• **What the task asks**
Type out the data exactly as given. Skip any image.
-- start Source data --
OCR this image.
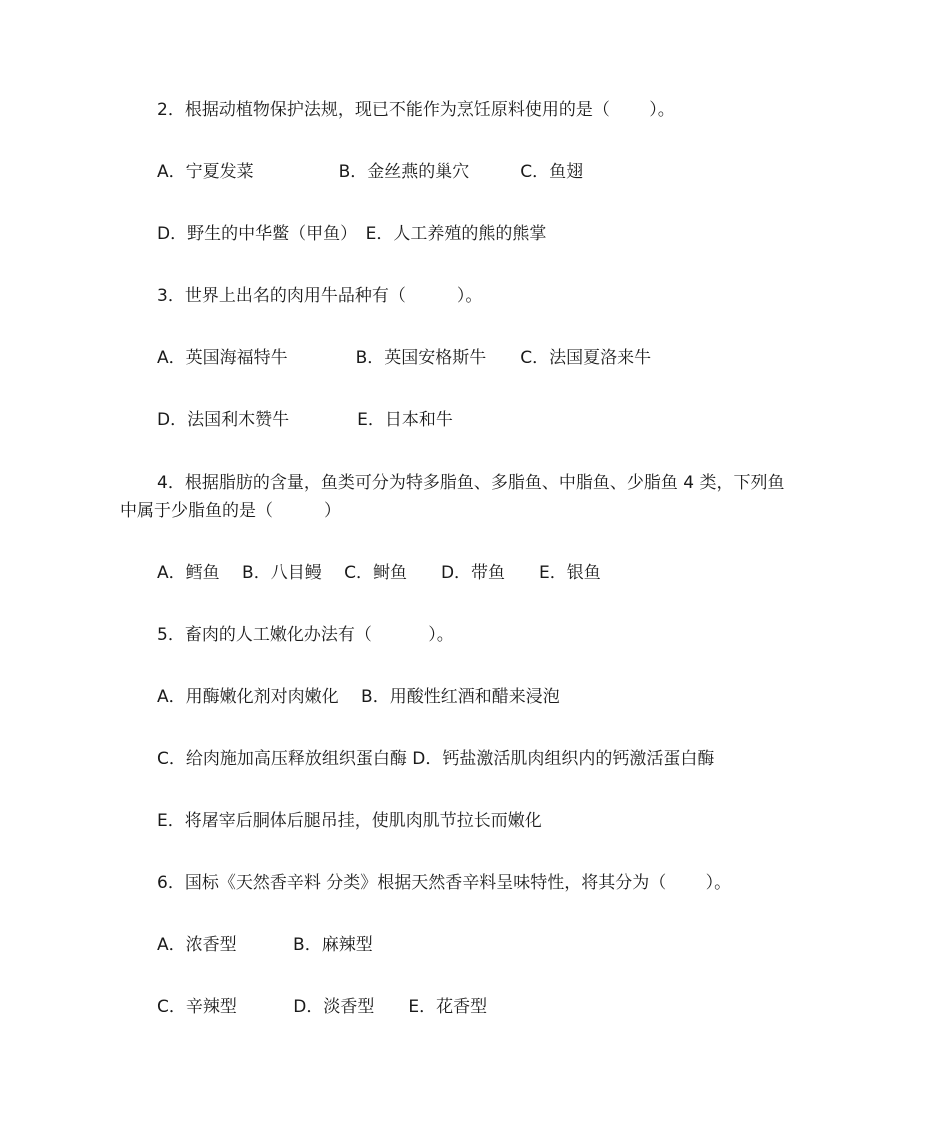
2．根据动植物保护法规，现已不能作为烹饪原料使用的是（　　 ）。
A．宁夏发菜　　　　　B．金丝燕的巢穴　　　C．鱼翅
D．野生的中华鳖（甲鱼）　E．人工养殖的熊的熊掌
3．世界上出名的肉用牛品种有（　　　）。
A．英国海福特牛　　　　B．英国安格斯牛　　C．法国夏洛来牛
D．法国利木赞牛　　　　E．日本和牛
4．根据脂肪的含量，鱼类可分为特多脂鱼、多脂鱼、中脂鱼、少脂鱼 4 类，下列鱼
中属于少脂鱼的是（　　　）
A．鳕鱼　 B．八目鳗　 C．鲥鱼　　D．带鱼　　E．银鱼
5．畜肉的人工嫩化办法有（　　　 ）。
A．用酶嫩化剂对肉嫩化　 B．用酸性红酒和醋来浸泡
C．给肉施加高压释放组织蛋白酶 D．钙盐激活肌肉组织内的钙激活蛋白酶
E．将屠宰后胴体后腿吊挂，使肌肉肌节拉长而嫩化
6．国标《天然香辛料 分类》根据天然香辛料呈味特性，将其分为（　　 ）。
A．浓香型　　　 B．麻辣型
C．辛辣型　　　 D．淡香型　　E．花香型
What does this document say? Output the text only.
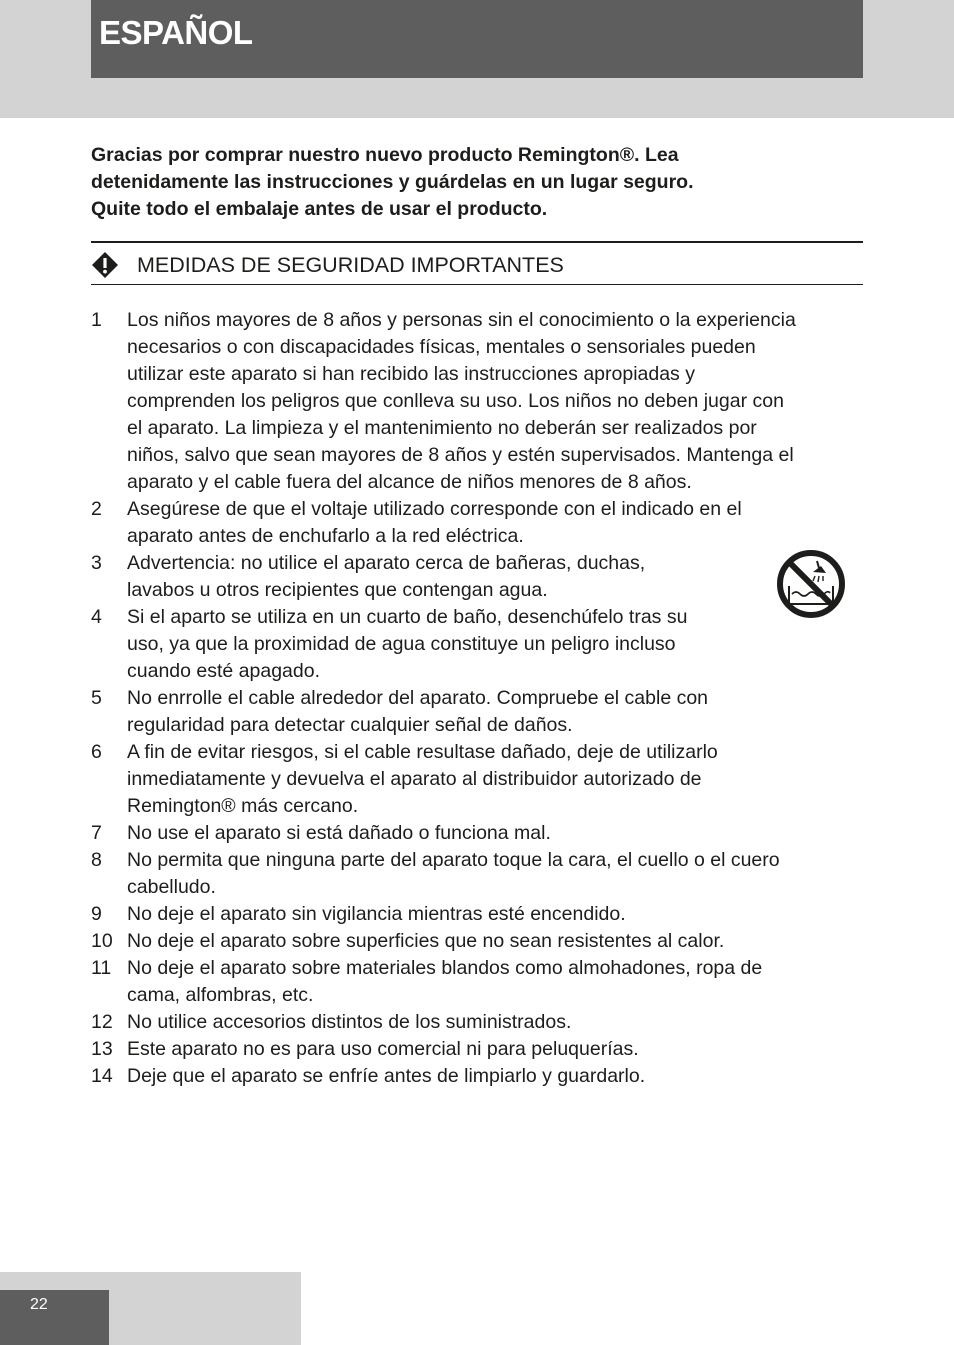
ESPAÑOL

Gracias por comprar nuestro nuevo producto Remington®. Lea
detenidamente las instrucciones y guárdelas en un lugar seguro.
Quite todo el embalaje antes de usar el producto.

MEDIDAS DE SEGURIDAD IMPORTANTES
1	Los niños mayores de 8 años y personas sin el conocimiento o la experiencia
necesarios o con discapacidades físicas, mentales o sensoriales pueden
utilizar este aparato si han recibido las instrucciones apropiadas y
comprenden los peligros que conlleva su uso. Los niños no deben jugar con
el aparato. La limpieza y el mantenimiento no deberán ser realizados por
niños, salvo que sean mayores de 8 años y estén supervisados. Mantenga el
aparato y el cable fuera del alcance de niños menores de 8 años.
2	Asegúrese de que el voltaje utilizado corresponde con el indicado en el
aparato antes de enchufarlo a la red eléctrica.
3	Advertencia: no utilice el aparato cerca de bañeras, duchas,
lavabos u otros recipientes que contengan agua.
4	Si el aparto se utiliza en un cuarto de baño, desenchúfelo tras su
uso, ya que la proximidad de agua constituye un peligro incluso
cuando esté apagado.
5	No enrrolle el cable alrededor del aparato. Compruebe el cable con
regularidad para detectar cualquier señal de daños.
6	A fin de evitar riesgos, si el cable resultase dañado, deje de utilizarlo
inmediatamente y devuelva el aparato al distribuidor autorizado de
Remington® más cercano.
7	No use el aparato si está dañado o funciona mal.
8	No permita que ninguna parte del aparato toque la cara, el cuello o el cuero
cabelludo.
9	No deje el aparato sin vigilancia mientras esté encendido.
10 No deje el aparato sobre superficies que no sean resistentes al calor.
11 No deje el aparato sobre materiales blandos como almohadones, ropa de
cama, alfombras, etc.
12 No utilice accesorios distintos de los suministrados.
13 Este aparato no es para uso comercial ni para peluquerías.
14 Deje que el aparato se enfríe antes de limpiarlo y guardarlo.
22
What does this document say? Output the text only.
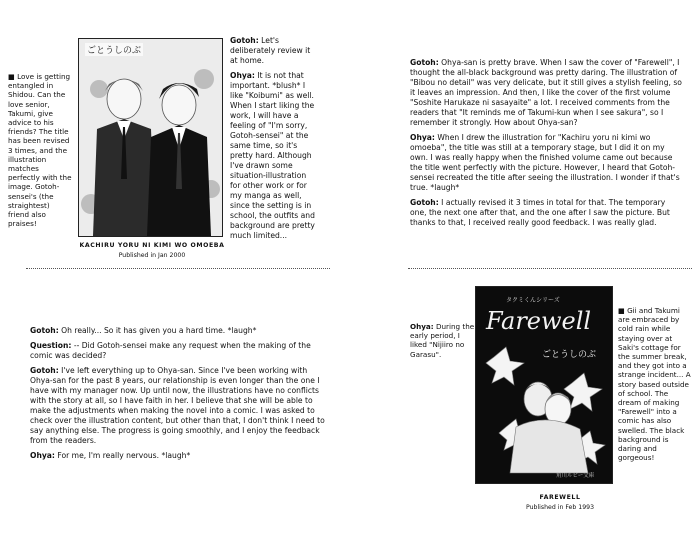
■ Love is getting entangled in Shidou. Can the love senior, Takumi, give advice to his friends? The title has been revised 3 times, and the illustration matches perfectly with the image. Gotoh-sensei's (the straightest) friend also praises!
ごとうしのぶ

Gotoh: Let's deliberately review it at home.

Ohya: It is not that important. *blush* I like "Koibumi" as well. When I start liking the work, I will have a feeling of "I'm sorry, Gotoh-sensei" at the same time, so it's pretty hard. Although I've drawn some situation-illustration for other work or for my manga as well, since the setting is in school, the outfits and background are pretty much limited...

KACHIRU YORU NI KIMI WO OMOEBA
Published in Jan 2000

Gotoh: Ohya-san is pretty brave. When I saw the cover of "Farewell", I thought the all-black background was pretty daring. The illustration of "Bibou no detail" was very delicate, but it still gives a stylish feeling, so it leaves an impression. And then, I like the cover of the first volume "Soshite Harukaze ni sasayaite" a lot. I received comments from the readers that "It reminds me of Takumi-kun when I see sakura", so I remember it strongly. How about Ohya-san?

Ohya: When I drew the illustration for "Kachiru yoru ni kimi wo omoeba", the title was still at a temporary stage, but I did it on my own. I was really happy when the finished volume came out because the title went perfectly with the picture. However, I heard that Gotoh-sensei recreated the title after seeing the illustration. I wonder if that's true. *laugh*

Gotoh: I actually revised it 3 times in total for that. The temporary one, the next one after that, and the one after I saw the picture. But thanks to that, I received really good feedback. I was really glad.

Gotoh: Oh really... So it has given you a hard time. *laugh*

Question: -- Did Gotoh-sensei make any request when the making of the comic was decided?

Gotoh: I've left everything up to Ohya-san. Since I've been working with Ohya-san for the past 8 years, our relationship is even longer than the one I have with my manager now. Up until now, the illustrations have no conflicts with the story at all, so I have faith in her. I believe that she will be able to make the adjustments when making the novel into a comic. I was asked to check over the illustration content, but other than that, I don't think I need to say anything else. The progress is going smoothly, and I enjoy the feedback from the readers.

Ohya: For me, I'm really nervous. *laugh*

Ohya: During the early period, I liked "Nijiiro no Garasu".
タクミくんシリーズ
Farewell
ごとうしのぶ
角川ルビー文庫
■ Gii and Takumi are embraced by cold rain while staying over at Saki's cottage for the summer break, and they got into a strange incident... A story based outside of school. The dream of making "Farewell" into a comic has also swelled. The black background is daring and gorgeous!
FAREWELL
Published in Feb 1993
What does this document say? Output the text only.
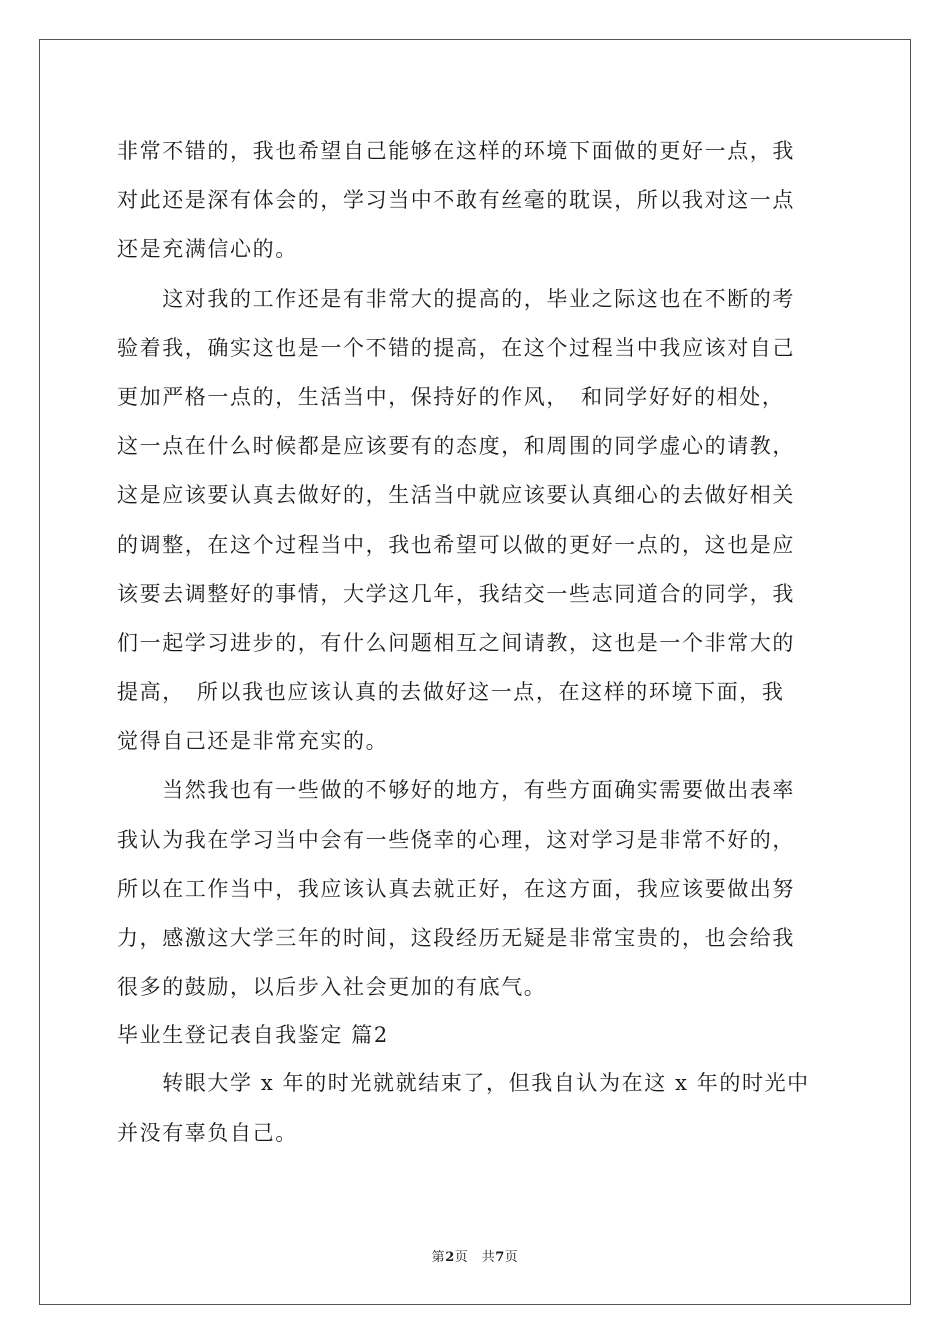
非常不错的，我也希望自己能够在这样的环境下面做的更好一点，我
对此还是深有体会的，学习当中不敢有丝毫的耽误，所以我对这一点
还是充满信心的。
　　这对我的工作还是有非常大的提高的，毕业之际这也在不断的考
验着我，确实这也是一个不错的提高，在这个过程当中我应该对自己
更加严格一点的，生活当中，保持好的作风，　和同学好好的相处，
这一点在什么时候都是应该要有的态度，和周围的同学虚心的请教，
这是应该要认真去做好的，生活当中就应该要认真细心的去做好相关
的调整，在这个过程当中，我也希望可以做的更好一点的，这也是应
该要去调整好的事情，大学这几年，我结交一些志同道合的同学，我
们一起学习进步的，有什么问题相互之间请教，这也是一个非常大的
提高，　所以我也应该认真的去做好这一点，在这样的环境下面，我
觉得自己还是非常充实的。
　　当然我也有一些做的不够好的地方，有些方面确实需要做出表率
我认为我在学习当中会有一些侥幸的心理，这对学习是非常不好的，
所以在工作当中，我应该认真去就正好，在这方面，我应该要做出努
力，感激这大学三年的时间，这段经历无疑是非常宝贵的，也会给我
很多的鼓励，以后步入社会更加的有底气。
毕业生登记表自我鉴定 篇2
　　转眼大学 x 年的时光就就结束了，但我自认为在这 x 年的时光中
并没有辜负自己。
第2页　共7页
-- end Source data --
• **Correct result**
OCR this image.
2．根据动植物保护法规，现已不能作为烹饪原料使用的是（　　 ）。
A．宁夏发菜　　　　　B．金丝燕的巢穴　　　C．鱼翅
D．野生的中华鳖（甲鱼）　E．人工养殖的熊的熊掌
3．世界上出名的肉用牛品种有（　　　）。
A．英国海福特牛　　　　B．英国安格斯牛　　C．法国夏洛来牛
D．法国利木赞牛　　　　E．日本和牛
4．根据脂肪的含量，鱼类可分为特多脂鱼、多脂鱼、中脂鱼、少脂鱼 4 类，下列鱼
中属于少脂鱼的是（　　　）
A．鳕鱼　 B．八目鳗　 C．鲥鱼　　D．带鱼　　E．银鱼
5．畜肉的人工嫩化办法有（　　　 ）。
A．用酶嫩化剂对肉嫩化　 B．用酸性红酒和醋来浸泡
C．给肉施加高压释放组织蛋白酶 D．钙盐激活肌肉组织内的钙激活蛋白酶
E．将屠宰后胴体后腿吊挂，使肌肉肌节拉长而嫩化
6．国标《天然香辛料 分类》根据天然香辛料呈味特性，将其分为（　　 ）。
A．浓香型　　　 B．麻辣型
C．辛辣型　　　 D．淡香型　　E．花香型
What does this document say? Output the text only.
ESPAÑOL

Gracias por comprar nuestro nuevo producto Remington®. Lea
detenidamente las instrucciones y guárdelas en un lugar seguro.
Quite todo el embalaje antes de usar el producto.

MEDIDAS DE SEGURIDAD IMPORTANTES
1	Los niños mayores de 8 años y personas sin el conocimiento o la experiencia
necesarios o con discapacidades físicas, mentales o sensoriales pueden
utilizar este aparato si han recibido las instrucciones apropiadas y
comprenden los peligros que conlleva su uso. Los niños no deben jugar con
el aparato. La limpieza y el mantenimiento no deberán ser realizados por
niños, salvo que sean mayores de 8 años y estén supervisados. Mantenga el
aparato y el cable fuera del alcance de niños menores de 8 años.
2	Asegúrese de que el voltaje utilizado corresponde con el indicado en el
aparato antes de enchufarlo a la red eléctrica.
3	Advertencia: no utilice el aparato cerca de bañeras, duchas,
lavabos u otros recipientes que contengan agua.
4	Si el aparto se utiliza en un cuarto de baño, desenchúfelo tras su
uso, ya que la proximidad de agua constituye un peligro incluso
cuando esté apagado.
5	No enrrolle el cable alrededor del aparato. Compruebe el cable con
regularidad para detectar cualquier señal de daños.
6	A fin de evitar riesgos, si el cable resultase dañado, deje de utilizarlo
inmediatamente y devuelva el aparato al distribuidor autorizado de
Remington® más cercano.
7	No use el aparato si está dañado o funciona mal.
8	No permita que ninguna parte del aparato toque la cara, el cuello o el cuero
cabelludo.
9	No deje el aparato sin vigilancia mientras esté encendido.
10 No deje el aparato sobre superficies que no sean resistentes al calor.
11 No deje el aparato sobre materiales blandos como almohadones, ropa de
cama, alfombras, etc.
12 No utilice accesorios distintos de los suministrados.
13 Este aparato no es para uso comercial ni para peluquerías.
14 Deje que el aparato se enfríe antes de limpiarlo y guardarlo.
22
What does this document say? Output the text only.
■ Love is getting entangled in Shidou. Can the love senior, Takumi, give advice to his friends? The title has been revised 3 times, and the illustration matches perfectly with the image. Gotoh-sensei's (the straightest) friend also praises!
ごとうしのぶ

Gotoh: Let's deliberately review it at home.

Ohya: It is not that important. *blush* I like "Koibumi" as well. When I start liking the work, I will have a feeling of "I'm sorry, Gotoh-sensei" at the same time, so it's pretty hard. Although I've drawn some situation-illustration for other work or for my manga as well, since the setting is in school, the outfits and background are pretty much limited...

KACHIRU YORU NI KIMI WO OMOEBA
Published in Jan 2000

Gotoh: Ohya-san is pretty brave. When I saw the cover of "Farewell", I thought the all-black background was pretty daring. The illustration of "Bibou no detail" was very delicate, but it still gives a stylish feeling, so it leaves an impression. And then, I like the cover of the first volume "Soshite Harukaze ni sasayaite" a lot. I received comments from the readers that "It reminds me of Takumi-kun when I see sakura", so I remember it strongly. How about Ohya-san?

Ohya: When I drew the illustration for "Kachiru yoru ni kimi wo omoeba", the title was still at a temporary stage, but I did it on my own. I was really happy when the finished volume came out because the title went perfectly with the picture. However, I heard that Gotoh-sensei recreated the title after seeing the illustration. I wonder if that's true. *laugh*

Gotoh: I actually revised it 3 times in total for that. The temporary one, the next one after that, and the one after I saw the picture. But thanks to that, I received really good feedback. I was really glad.

Gotoh: Oh really... So it has given you a hard time. *laugh*

Question: -- Did Gotoh-sensei make any request when the making of the comic was decided?

Gotoh: I've left everything up to Ohya-san. Since I've been working with Ohya-san for the past 8 years, our relationship is even longer than the one I have with my manager now. Up until now, the illustrations have no conflicts with the story at all, so I have faith in her. I believe that she will be able to make the adjustments when making the novel into a comic. I was asked to check over the illustration content, but other than that, I don't think I need to say anything else. The progress is going smoothly, and I enjoy the feedback from the readers.

Ohya: For me, I'm really nervous. *laugh*

Ohya: During the early period, I liked "Nijiiro no Garasu".
タクミくんシリーズ
Farewell
ごとうしのぶ
角川ルビー文庫
■ Gii and Takumi are embraced by cold rain while staying over at Saki's cottage for the summer break, and they got into a strange incident... A story based outside of school. The dream of making "Farewell" into a comic has also swelled. The black background is daring and gorgeous!
FAREWELL
Published in Feb 1993
What does this document say? Output the text only.
非常不错的，我也希望自己能够在这样的环境下面做的更好一点，我
对此还是深有体会的，学习当中不敢有丝毫的耽误，所以我对这一点
还是充满信心的。
　　这对我的工作还是有非常大的提高的，毕业之际这也在不断的考
验着我，确实这也是一个不错的提高，在这个过程当中我应该对自己
更加严格一点的，生活当中，保持好的作风，　和同学好好的相处，
这一点在什么时候都是应该要有的态度，和周围的同学虚心的请教，
这是应该要认真去做好的，生活当中就应该要认真细心的去做好相关
的调整，在这个过程当中，我也希望可以做的更好一点的，这也是应
该要去调整好的事情，大学这几年，我结交一些志同道合的同学，我
们一起学习进步的，有什么问题相互之间请教，这也是一个非常大的
提高，　所以我也应该认真的去做好这一点，在这样的环境下面，我
觉得自己还是非常充实的。
　　当然我也有一些做的不够好的地方，有些方面确实需要做出表率
我认为我在学习当中会有一些侥幸的心理，这对学习是非常不好的，
所以在工作当中，我应该认真去就正好，在这方面，我应该要做出努
力，感激这大学三年的时间，这段经历无疑是非常宝贵的，也会给我
很多的鼓励，以后步入社会更加的有底气。
毕业生登记表自我鉴定 篇2
　　转眼大学 x 年的时光就就结束了，但我自认为在这 x 年的时光中
并没有辜负自己。
第2页　共7页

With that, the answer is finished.